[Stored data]

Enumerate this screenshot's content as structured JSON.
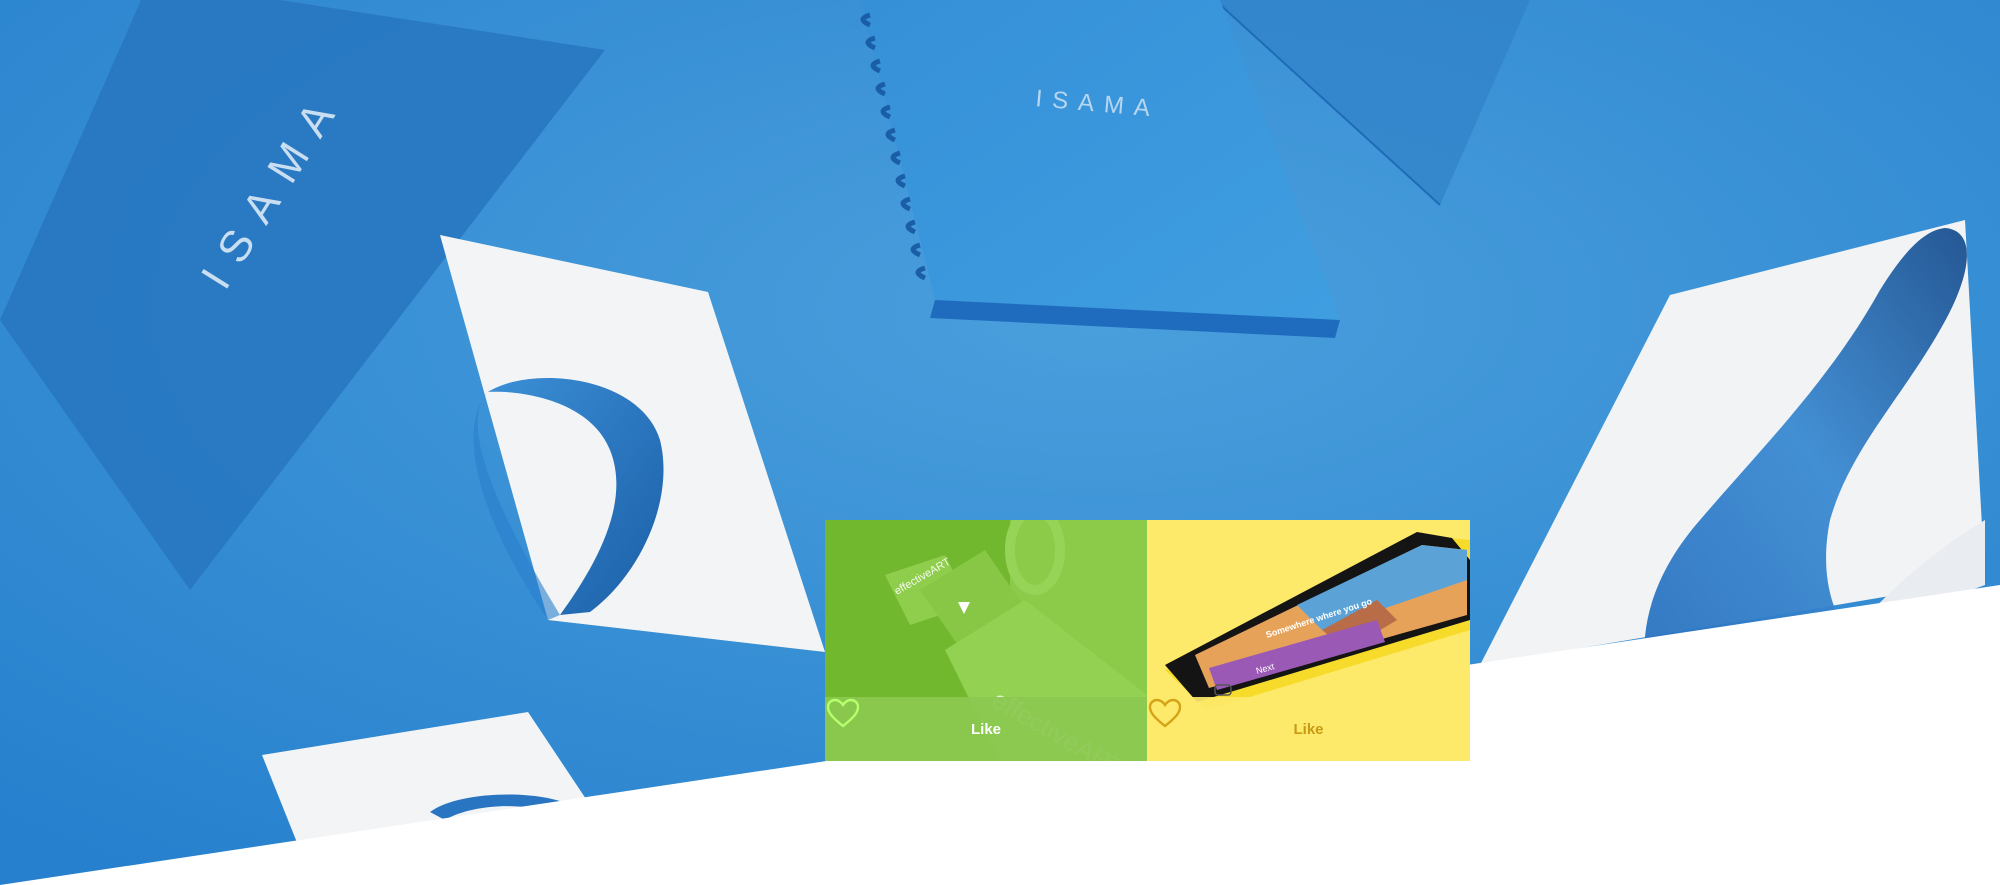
{
  "hero": {
    "brand_logo_text": "ISAMA",
    "background_color": "#2f87cf",
    "accent_color": "#1f72c0"
  },
  "cards": [
    {
      "theme": "green",
      "color": "#7cc138",
      "brand_text": "effectiveART",
      "like_label": "Like",
      "like_icon": "heart-icon"
    },
    {
      "theme": "yellow",
      "color": "#fde96a",
      "phone_caption": "Somewhere where you go",
      "phone_button_label": "Next",
      "like_label": "Like",
      "like_icon": "heart-icon"
    }
  ]
}
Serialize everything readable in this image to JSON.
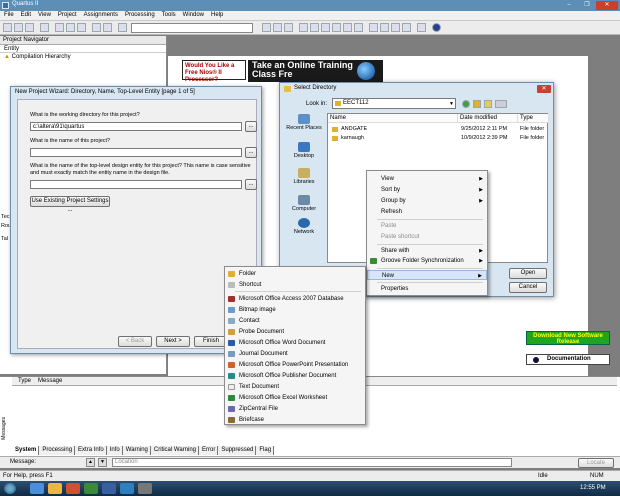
{
  "window": {
    "title": "Quartus II",
    "controls": [
      "–",
      "❐",
      "✕"
    ]
  },
  "menubar": [
    "File",
    "Edit",
    "View",
    "Project",
    "Assignments",
    "Processing",
    "Tools",
    "Window",
    "Help"
  ],
  "navigator": {
    "header": "Project Navigator",
    "column": "Entity",
    "item": "Compilation Hierarchy",
    "side_labels": [
      "Tec",
      "Rou",
      "Tal"
    ]
  },
  "ads": {
    "left": "Would You Like a Free Nios® II Processor?",
    "right": "Take an Online Training Class Fre",
    "download": "Download New Software Release",
    "docs": "Documentation"
  },
  "wizard": {
    "title": "New Project Wizard: Directory, Name, Top-Level Entity [page 1 of 5]",
    "q1": "What is the working directory for this project?",
    "dir_value": "c:\\altera\\91\\quartus",
    "q2": "What is the name of this project?",
    "q3": "What is the name of the top-level design entity for this project? This name is case sensitive and must exactly match the entity name in the design file.",
    "browse": "...",
    "use_existing": "Use Existing Project Settings ...",
    "back": "< Back",
    "next": "Next >",
    "finish": "Finish"
  },
  "select_dir": {
    "title": "Select Directory",
    "lookin_label": "Look in:",
    "lookin_value": "EECT112",
    "places": [
      "Recent Places",
      "Desktop",
      "Libraries",
      "Computer",
      "Network"
    ],
    "columns": [
      "Name",
      "Date modified",
      "Type"
    ],
    "files": [
      {
        "name": "ANDGATE",
        "date": "9/25/2012 2:11 PM",
        "type": "File folder"
      },
      {
        "name": "karnaugh",
        "date": "10/9/2012 2:39 PM",
        "type": "File folder"
      }
    ],
    "open": "Open",
    "cancel": "Cancel"
  },
  "context_menu": {
    "items": [
      "View",
      "Sort by",
      "Group by",
      "Refresh",
      "Paste",
      "Paste shortcut",
      "Share with",
      "Groove Folder Synchronization",
      "New",
      "Properties"
    ]
  },
  "new_submenu": {
    "items": [
      "Folder",
      "Shortcut",
      "Microsoft Office Access 2007 Database",
      "Bitmap image",
      "Contact",
      "Probe Document",
      "Microsoft Office Word Document",
      "Journal Document",
      "Microsoft Office PowerPoint Presentation",
      "Microsoft Office Publisher Document",
      "Text Document",
      "Microsoft Office Excel Worksheet",
      "ZipCentral File",
      "Briefcase"
    ]
  },
  "messages": {
    "col_type": "Type",
    "col_message": "Message",
    "tabs": [
      "System",
      "Processing",
      "Extra Info",
      "Info",
      "Warning",
      "Critical Warning",
      "Error",
      "Suppressed",
      "Flag"
    ],
    "label": "Message:",
    "location_placeholder": "Location",
    "locate": "Locate",
    "side": "Messages"
  },
  "status": {
    "help": "For Help, press F1",
    "idle": "Idle",
    "num": "NUM"
  },
  "taskbar": {
    "time": "12:55 PM"
  }
}
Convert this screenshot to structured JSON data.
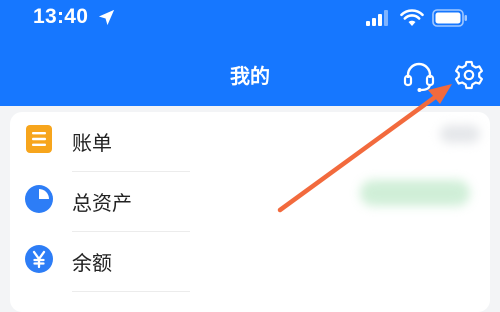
{
  "status_bar": {
    "time": "13:40",
    "icons": [
      "location-arrow-icon",
      "cellular-signal-icon",
      "wifi-icon",
      "battery-icon"
    ]
  },
  "header": {
    "title": "我的",
    "actions": [
      "customer-service-icon",
      "gear-icon"
    ],
    "background_color": "#1677ff"
  },
  "menu": {
    "items": [
      {
        "label": "账单",
        "icon": "bill-icon",
        "color": "#f7a51c"
      },
      {
        "label": "总资产",
        "icon": "pie-chart-icon",
        "color": "#2d7df6"
      },
      {
        "label": "余额",
        "icon": "yen-icon",
        "color": "#2d7df6"
      }
    ]
  },
  "annotation": {
    "arrow_color": "#f26a3d",
    "points_to": "gear-icon"
  }
}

» GIVEN TASK:
Write out word for word every line from the line with "Convert this screenshot" through the final line of the records, both included, skipping the pictures.

» EXERCISE SOLUTION:
Convert this screenshot to structured JSON data.
{
  "status_bar": {
    "time": "13:40",
    "icons": [
      "location-arrow-icon",
      "cellular-signal-icon",
      "wifi-icon",
      "battery-icon"
    ]
  },
  "header": {
    "title": "我的",
    "actions": [
      "customer-service-icon",
      "gear-icon"
    ],
    "background_color": "#1677ff"
  },
  "menu": {
    "items": [
      {
        "label": "账单",
        "icon": "bill-icon",
        "color": "#f7a51c"
      },
      {
        "label": "总资产",
        "icon": "pie-chart-icon",
        "color": "#2d7df6"
      },
      {
        "label": "余额",
        "icon": "yen-icon",
        "color": "#2d7df6"
      }
    ]
  },
  "annotation": {
    "arrow_color": "#f26a3d",
    "points_to": "gear-icon"
  }
}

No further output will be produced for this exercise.